Exercise description: Go through the records below line by line. Count the lines with "name" and give the count alone.

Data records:
▼

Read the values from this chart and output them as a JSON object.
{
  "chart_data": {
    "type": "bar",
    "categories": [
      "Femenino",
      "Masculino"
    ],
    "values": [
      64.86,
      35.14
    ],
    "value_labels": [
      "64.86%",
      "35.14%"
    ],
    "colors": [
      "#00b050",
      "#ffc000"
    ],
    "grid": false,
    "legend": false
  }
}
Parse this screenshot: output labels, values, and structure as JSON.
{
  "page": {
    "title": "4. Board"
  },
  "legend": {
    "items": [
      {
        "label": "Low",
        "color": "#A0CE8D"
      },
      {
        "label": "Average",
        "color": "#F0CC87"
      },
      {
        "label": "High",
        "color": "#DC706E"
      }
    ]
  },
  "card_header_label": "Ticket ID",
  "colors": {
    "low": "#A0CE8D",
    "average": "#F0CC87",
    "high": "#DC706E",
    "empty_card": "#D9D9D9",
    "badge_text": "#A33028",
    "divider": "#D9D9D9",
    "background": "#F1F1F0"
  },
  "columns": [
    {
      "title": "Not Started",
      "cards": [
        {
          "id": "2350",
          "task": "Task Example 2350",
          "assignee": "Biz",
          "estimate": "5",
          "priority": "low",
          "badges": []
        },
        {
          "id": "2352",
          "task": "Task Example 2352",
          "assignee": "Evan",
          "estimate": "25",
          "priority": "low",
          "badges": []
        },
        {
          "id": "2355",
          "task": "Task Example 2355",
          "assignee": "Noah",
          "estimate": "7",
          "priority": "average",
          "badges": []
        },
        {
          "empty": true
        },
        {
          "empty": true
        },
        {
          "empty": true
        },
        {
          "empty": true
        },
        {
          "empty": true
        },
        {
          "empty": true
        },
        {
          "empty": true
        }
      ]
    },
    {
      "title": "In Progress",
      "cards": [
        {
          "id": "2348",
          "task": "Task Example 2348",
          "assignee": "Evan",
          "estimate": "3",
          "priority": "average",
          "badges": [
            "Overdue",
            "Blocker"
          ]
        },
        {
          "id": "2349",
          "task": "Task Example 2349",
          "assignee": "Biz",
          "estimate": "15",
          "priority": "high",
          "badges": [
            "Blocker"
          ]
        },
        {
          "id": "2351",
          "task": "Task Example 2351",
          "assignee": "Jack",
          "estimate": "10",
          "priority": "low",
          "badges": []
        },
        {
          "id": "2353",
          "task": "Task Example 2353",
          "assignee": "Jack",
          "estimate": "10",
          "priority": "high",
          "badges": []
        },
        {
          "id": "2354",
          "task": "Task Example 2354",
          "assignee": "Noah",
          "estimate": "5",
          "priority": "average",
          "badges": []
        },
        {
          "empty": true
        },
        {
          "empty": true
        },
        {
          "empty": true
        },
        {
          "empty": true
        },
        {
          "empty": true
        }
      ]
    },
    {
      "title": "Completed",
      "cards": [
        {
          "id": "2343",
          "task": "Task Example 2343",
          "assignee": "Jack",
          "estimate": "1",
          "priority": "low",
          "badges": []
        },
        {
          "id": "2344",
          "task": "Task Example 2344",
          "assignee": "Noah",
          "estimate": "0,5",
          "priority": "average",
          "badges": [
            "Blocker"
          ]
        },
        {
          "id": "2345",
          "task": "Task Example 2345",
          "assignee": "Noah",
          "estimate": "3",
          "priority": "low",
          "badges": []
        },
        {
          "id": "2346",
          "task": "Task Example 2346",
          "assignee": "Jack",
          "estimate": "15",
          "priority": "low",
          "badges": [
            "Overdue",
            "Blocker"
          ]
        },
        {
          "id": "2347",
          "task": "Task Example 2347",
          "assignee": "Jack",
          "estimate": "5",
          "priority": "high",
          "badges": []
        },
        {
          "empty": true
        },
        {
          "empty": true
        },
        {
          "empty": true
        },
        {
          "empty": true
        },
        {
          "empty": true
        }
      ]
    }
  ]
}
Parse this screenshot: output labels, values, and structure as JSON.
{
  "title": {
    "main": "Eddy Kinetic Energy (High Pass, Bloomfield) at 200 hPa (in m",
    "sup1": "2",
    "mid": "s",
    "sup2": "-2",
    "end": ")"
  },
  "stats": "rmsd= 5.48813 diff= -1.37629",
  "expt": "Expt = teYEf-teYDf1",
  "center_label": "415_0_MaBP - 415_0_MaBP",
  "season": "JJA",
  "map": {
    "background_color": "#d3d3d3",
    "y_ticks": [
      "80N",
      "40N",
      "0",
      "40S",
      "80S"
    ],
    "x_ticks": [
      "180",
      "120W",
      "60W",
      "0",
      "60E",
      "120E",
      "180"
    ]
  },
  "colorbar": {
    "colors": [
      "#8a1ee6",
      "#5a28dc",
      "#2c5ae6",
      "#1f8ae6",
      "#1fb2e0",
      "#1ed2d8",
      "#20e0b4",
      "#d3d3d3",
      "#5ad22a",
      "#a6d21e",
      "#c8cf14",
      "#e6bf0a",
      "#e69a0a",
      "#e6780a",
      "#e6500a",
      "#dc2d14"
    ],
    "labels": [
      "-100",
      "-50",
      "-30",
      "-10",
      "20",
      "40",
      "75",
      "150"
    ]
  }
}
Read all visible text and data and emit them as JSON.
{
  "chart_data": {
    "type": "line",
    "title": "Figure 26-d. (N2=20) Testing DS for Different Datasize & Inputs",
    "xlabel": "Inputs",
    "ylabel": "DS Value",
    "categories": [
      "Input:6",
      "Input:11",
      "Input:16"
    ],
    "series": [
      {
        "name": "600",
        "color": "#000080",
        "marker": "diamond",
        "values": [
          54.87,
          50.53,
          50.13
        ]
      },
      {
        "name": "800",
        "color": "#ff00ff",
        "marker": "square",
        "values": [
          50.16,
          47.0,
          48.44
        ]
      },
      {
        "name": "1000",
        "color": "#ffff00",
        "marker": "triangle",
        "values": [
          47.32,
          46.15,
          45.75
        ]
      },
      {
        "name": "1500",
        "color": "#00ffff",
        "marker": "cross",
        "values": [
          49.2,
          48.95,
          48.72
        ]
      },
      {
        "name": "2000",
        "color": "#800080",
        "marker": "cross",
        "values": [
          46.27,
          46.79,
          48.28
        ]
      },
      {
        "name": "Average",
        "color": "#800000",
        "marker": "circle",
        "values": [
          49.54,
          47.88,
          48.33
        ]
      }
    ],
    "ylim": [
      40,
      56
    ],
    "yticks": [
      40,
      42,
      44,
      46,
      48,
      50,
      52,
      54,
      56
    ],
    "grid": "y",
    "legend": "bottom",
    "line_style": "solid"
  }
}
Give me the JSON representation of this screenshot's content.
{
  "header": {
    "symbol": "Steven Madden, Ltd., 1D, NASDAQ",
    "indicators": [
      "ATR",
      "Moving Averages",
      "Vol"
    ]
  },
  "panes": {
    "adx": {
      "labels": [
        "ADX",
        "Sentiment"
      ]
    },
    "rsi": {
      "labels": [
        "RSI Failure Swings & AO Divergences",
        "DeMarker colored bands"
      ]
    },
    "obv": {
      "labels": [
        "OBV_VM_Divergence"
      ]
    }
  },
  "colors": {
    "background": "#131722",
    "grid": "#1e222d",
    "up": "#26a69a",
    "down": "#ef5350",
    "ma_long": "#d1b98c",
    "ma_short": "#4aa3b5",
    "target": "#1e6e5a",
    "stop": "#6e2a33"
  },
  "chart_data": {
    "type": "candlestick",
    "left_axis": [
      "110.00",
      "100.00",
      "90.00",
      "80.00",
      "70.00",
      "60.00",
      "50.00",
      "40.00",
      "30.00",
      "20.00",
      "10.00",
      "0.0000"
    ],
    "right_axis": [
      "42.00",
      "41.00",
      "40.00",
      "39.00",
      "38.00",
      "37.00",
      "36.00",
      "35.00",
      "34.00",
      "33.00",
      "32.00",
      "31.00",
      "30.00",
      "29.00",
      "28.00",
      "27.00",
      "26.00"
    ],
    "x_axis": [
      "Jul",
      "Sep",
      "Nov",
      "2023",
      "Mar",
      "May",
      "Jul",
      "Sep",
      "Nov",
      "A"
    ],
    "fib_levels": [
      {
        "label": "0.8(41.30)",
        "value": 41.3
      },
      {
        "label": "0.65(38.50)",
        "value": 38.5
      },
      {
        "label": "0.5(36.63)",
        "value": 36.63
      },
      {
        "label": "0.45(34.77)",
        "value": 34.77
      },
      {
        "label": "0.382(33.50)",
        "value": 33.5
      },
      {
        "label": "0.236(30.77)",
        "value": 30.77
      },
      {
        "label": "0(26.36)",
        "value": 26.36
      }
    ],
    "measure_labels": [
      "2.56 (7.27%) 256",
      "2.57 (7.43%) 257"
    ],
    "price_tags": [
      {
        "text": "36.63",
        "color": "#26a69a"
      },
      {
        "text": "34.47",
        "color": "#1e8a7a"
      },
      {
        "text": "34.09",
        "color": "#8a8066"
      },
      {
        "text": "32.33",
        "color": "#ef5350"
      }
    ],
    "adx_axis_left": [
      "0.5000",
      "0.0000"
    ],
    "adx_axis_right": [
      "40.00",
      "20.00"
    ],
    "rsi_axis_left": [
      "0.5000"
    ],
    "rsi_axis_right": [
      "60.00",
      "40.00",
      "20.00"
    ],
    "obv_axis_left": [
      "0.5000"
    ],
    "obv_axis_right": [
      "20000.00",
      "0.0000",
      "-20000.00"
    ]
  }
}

▲

Final result: 6